• **Description of the task**
All the data below goes into the copy word for word, but the pictures don't.

---

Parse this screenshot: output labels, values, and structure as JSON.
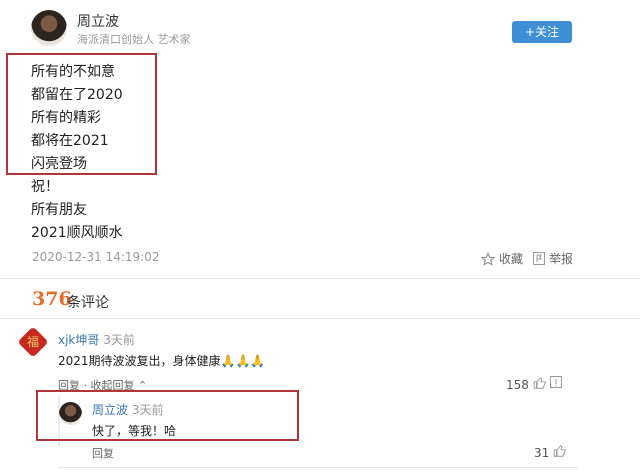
{
  "author": {
    "name": "周立波",
    "vip_mark": "|̲ ̲ ̲ ̲",
    "description": "海派清口创始人 艺术家",
    "follow_label": "+关注"
  },
  "post": {
    "lines": [
      "所有的不如意",
      "都留在了2020",
      "所有的精彩",
      "都将在2021",
      "闪亮登场",
      "祝！",
      "所有朋友",
      "2021顺风顺水"
    ],
    "timestamp": "2020-12-31 14:19:02",
    "favorite_label": "收藏",
    "report_label": "举报"
  },
  "comments_header": {
    "count": "376",
    "label": "条评论"
  },
  "comment": {
    "user": "xjk坤哥",
    "time": "3天前",
    "text": "2021期待波波复出，身体健康🙏🙏🙏",
    "reply_label": "回复",
    "collapse_label": "收起回复",
    "likes": "158",
    "avatar_glyph": "福"
  },
  "reply": {
    "user": "周立波",
    "time": "3天前",
    "text": "快了，等我！哈",
    "reply_label": "回复",
    "likes": "31"
  },
  "colors": {
    "accent_blue": "#3d8fd6",
    "highlight_red": "#b3353a",
    "count_orange": "#e86b27"
  },
  "icons": {
    "favorite": "star-outline-icon",
    "report": "flag-icon",
    "like": "thumbs-up-icon",
    "dislike": "dislike-square-icon"
  }
}
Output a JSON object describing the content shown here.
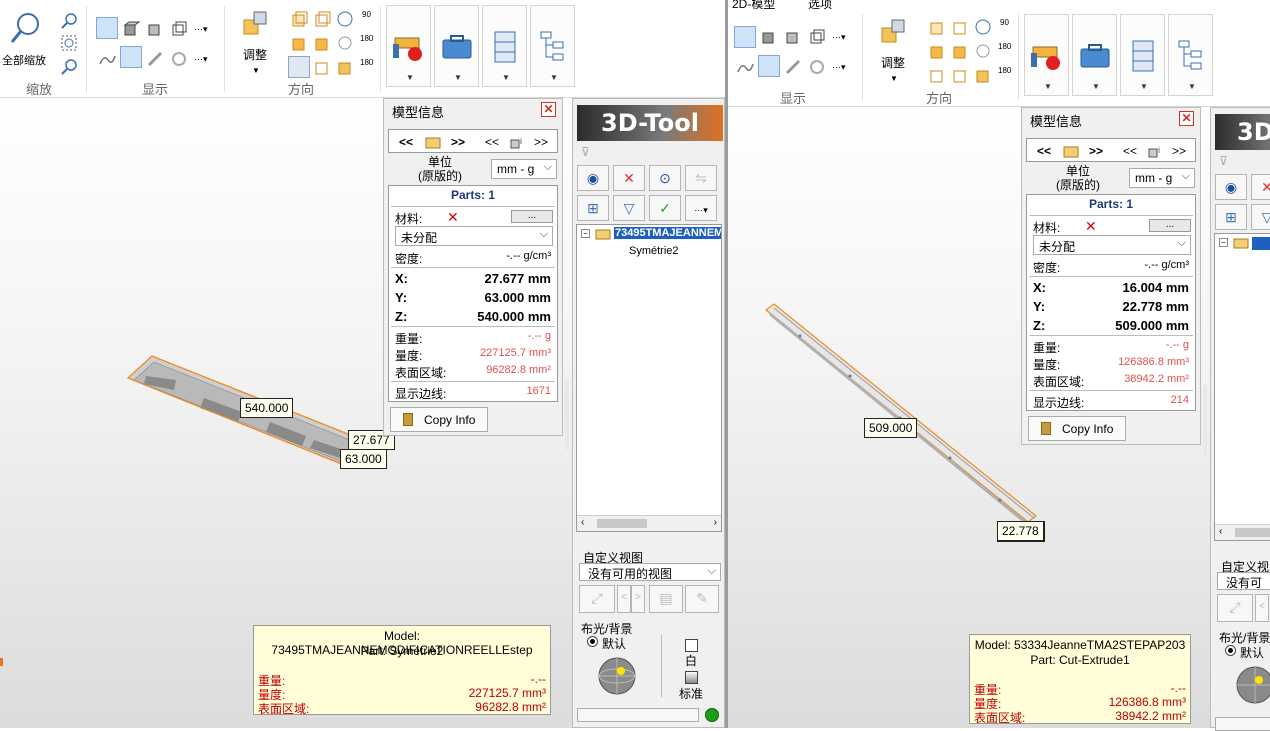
{
  "left": {
    "ribbon": {
      "zoom_all": "全部缩放",
      "groups": [
        "缩放",
        "显示",
        "方向"
      ],
      "adjust": "调整",
      "rot": [
        "90",
        "180",
        "180"
      ]
    },
    "panel": {
      "title": "模型信息",
      "nav": [
        "<<",
        ">>",
        "<<",
        ">>"
      ],
      "unit_label": "单位\n(原版的)",
      "unit_value": "mm - g",
      "parts": "Parts: 1",
      "material_label": "材料:",
      "material_btn": "...",
      "material_value": "未分配",
      "density_label": "密度:",
      "density_value": "-.-- g/cm³",
      "x_label": "X:",
      "x_value": "27.677 mm",
      "y_label": "Y:",
      "y_value": "63.000 mm",
      "z_label": "Z:",
      "z_value": "540.000 mm",
      "weight_label": "重量:",
      "weight_value": "-.-- g",
      "volume_label": "量度:",
      "volume_value": "227125.7 mm³",
      "area_label": "表面区域:",
      "area_value": "96282.8 mm²",
      "edges_label": "显示边线:",
      "edges_value": "1671",
      "copy_btn": "Copy Info"
    },
    "tool": {
      "logo": "3D-Tool",
      "tree_root": "73495TMAJEANNEM",
      "tree_child": "Symétrie2",
      "custom_view": "自定义视图",
      "no_view": "没有可用的视图",
      "light_bg": "布光/背景",
      "default": "默认",
      "white": "白",
      "standard": "标准"
    },
    "dims": {
      "len": "540.000",
      "w": "27.677",
      "h": "63.000"
    },
    "info": {
      "model": "Model: 73495TMAJEANNEMODIFICATIONREELLEstep",
      "part": "Part: Symétrie2",
      "weight_label": "重量:",
      "weight_value": "-.--",
      "volume_label": "量度:",
      "volume_value": "227125.7 mm³",
      "area_label": "表面区域:",
      "area_value": "96282.8 mm²"
    }
  },
  "right": {
    "menu": [
      "2D-模型",
      "选项"
    ],
    "ribbon": {
      "groups": [
        "显示",
        "方向"
      ],
      "adjust": "调整",
      "rot": [
        "90",
        "180",
        "180"
      ]
    },
    "panel": {
      "title": "模型信息",
      "nav": [
        "<<",
        ">>",
        "<<",
        ">>"
      ],
      "unit_label": "单位\n(原版的)",
      "unit_value": "mm - g",
      "parts": "Parts: 1",
      "material_label": "材料:",
      "material_btn": "...",
      "material_value": "未分配",
      "density_label": "密度:",
      "density_value": "-.-- g/cm³",
      "x_label": "X:",
      "x_value": "16.004 mm",
      "y_label": "Y:",
      "y_value": "22.778 mm",
      "z_label": "Z:",
      "z_value": "509.000 mm",
      "weight_label": "重量:",
      "weight_value": "-.-- g",
      "volume_label": "量度:",
      "volume_value": "126386.8 mm³",
      "area_label": "表面区域:",
      "area_value": "38942.2 mm²",
      "edges_label": "显示边线:",
      "edges_value": "214",
      "copy_btn": "Copy Info"
    },
    "tool": {
      "logo": "3D",
      "custom_view": "自定义视",
      "no_view": "没有可用",
      "light_bg": "布光/背景",
      "default": "默认"
    },
    "dims": {
      "len": "509.000",
      "h": "22.778"
    },
    "info": {
      "model": "Model: 53334JeanneTMA2STEPAP203",
      "part": "Part: Cut-Extrude1",
      "weight_label": "重量:",
      "weight_value": "-.--",
      "volume_label": "量度:",
      "volume_value": "126386.8 mm³",
      "area_label": "表面区域:",
      "area_value": "38942.2 mm²"
    }
  }
}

---

• **Full answer**
Parse this screenshot: output labels, values, and structure as JSON.
{
  "author": {
    "name": "周立波",
    "vip_mark": "|̲ ̲ ̲ ̲",
    "description": "海派清口创始人 艺术家",
    "follow_label": "+关注"
  },
  "post": {
    "lines": [
      "所有的不如意",
      "都留在了2020",
      "所有的精彩",
      "都将在2021",
      "闪亮登场",
      "祝！",
      "所有朋友",
      "2021顺风顺水"
    ],
    "timestamp": "2020-12-31 14:19:02",
    "favorite_label": "收藏",
    "report_label": "举报"
  },
  "comments_header": {
    "count": "376",
    "label": "条评论"
  },
  "comment": {
    "user": "xjk坤哥",
    "time": "3天前",
    "text": "2021期待波波复出，身体健康🙏🙏🙏",
    "reply_label": "回复",
    "collapse_label": "收起回复",
    "likes": "158",
    "avatar_glyph": "福"
  },
  "reply": {
    "user": "周立波",
    "time": "3天前",
    "text": "快了，等我！哈",
    "reply_label": "回复",
    "likes": "31"
  },
  "colors": {
    "accent_blue": "#3d8fd6",
    "highlight_red": "#b3353a",
    "count_orange": "#e86b27"
  },
  "icons": {
    "favorite": "star-outline-icon",
    "report": "flag-icon",
    "like": "thumbs-up-icon",
    "dislike": "dislike-square-icon"
  }
}
Output a JSON object describing the content shown here.
{
  "left": {
    "ribbon": {
      "zoom_all": "全部缩放",
      "groups": [
        "缩放",
        "显示",
        "方向"
      ],
      "adjust": "调整",
      "rot": [
        "90",
        "180",
        "180"
      ]
    },
    "panel": {
      "title": "模型信息",
      "nav": [
        "<<",
        ">>",
        "<<",
        ">>"
      ],
      "unit_label": "单位\n(原版的)",
      "unit_value": "mm - g",
      "parts": "Parts: 1",
      "material_label": "材料:",
      "material_btn": "...",
      "material_value": "未分配",
      "density_label": "密度:",
      "density_value": "-.-- g/cm³",
      "x_label": "X:",
      "x_value": "27.677 mm",
      "y_label": "Y:",
      "y_value": "63.000 mm",
      "z_label": "Z:",
      "z_value": "540.000 mm",
      "weight_label": "重量:",
      "weight_value": "-.-- g",
      "volume_label": "量度:",
      "volume_value": "227125.7 mm³",
      "area_label": "表面区域:",
      "area_value": "96282.8 mm²",
      "edges_label": "显示边线:",
      "edges_value": "1671",
      "copy_btn": "Copy Info"
    },
    "tool": {
      "logo": "3D-Tool",
      "tree_root": "73495TMAJEANNEM",
      "tree_child": "Symétrie2",
      "custom_view": "自定义视图",
      "no_view": "没有可用的视图",
      "light_bg": "布光/背景",
      "default": "默认",
      "white": "白",
      "standard": "标准"
    },
    "dims": {
      "len": "540.000",
      "w": "27.677",
      "h": "63.000"
    },
    "info": {
      "model": "Model: 73495TMAJEANNEMODIFICATIONREELLEstep",
      "part": "Part: Symétrie2",
      "weight_label": "重量:",
      "weight_value": "-.--",
      "volume_label": "量度:",
      "volume_value": "227125.7 mm³",
      "area_label": "表面区域:",
      "area_value": "96282.8 mm²"
    }
  },
  "right": {
    "menu": [
      "2D-模型",
      "选项"
    ],
    "ribbon": {
      "groups": [
        "显示",
        "方向"
      ],
      "adjust": "调整",
      "rot": [
        "90",
        "180",
        "180"
      ]
    },
    "panel": {
      "title": "模型信息",
      "nav": [
        "<<",
        ">>",
        "<<",
        ">>"
      ],
      "unit_label": "单位\n(原版的)",
      "unit_value": "mm - g",
      "parts": "Parts: 1",
      "material_label": "材料:",
      "material_btn": "...",
      "material_value": "未分配",
      "density_label": "密度:",
      "density_value": "-.-- g/cm³",
      "x_label": "X:",
      "x_value": "16.004 mm",
      "y_label": "Y:",
      "y_value": "22.778 mm",
      "z_label": "Z:",
      "z_value": "509.000 mm",
      "weight_label": "重量:",
      "weight_value": "-.-- g",
      "volume_label": "量度:",
      "volume_value": "126386.8 mm³",
      "area_label": "表面区域:",
      "area_value": "38942.2 mm²",
      "edges_label": "显示边线:",
      "edges_value": "214",
      "copy_btn": "Copy Info"
    },
    "tool": {
      "logo": "3D",
      "custom_view": "自定义视",
      "no_view": "没有可用",
      "light_bg": "布光/背景",
      "default": "默认"
    },
    "dims": {
      "len": "509.000",
      "h": "22.778"
    },
    "info": {
      "model": "Model: 53334JeanneTMA2STEPAP203",
      "part": "Part: Cut-Extrude1",
      "weight_label": "重量:",
      "weight_value": "-.--",
      "volume_label": "量度:",
      "volume_value": "126386.8 mm³",
      "area_label": "表面区域:",
      "area_value": "38942.2 mm²"
    }
  }
}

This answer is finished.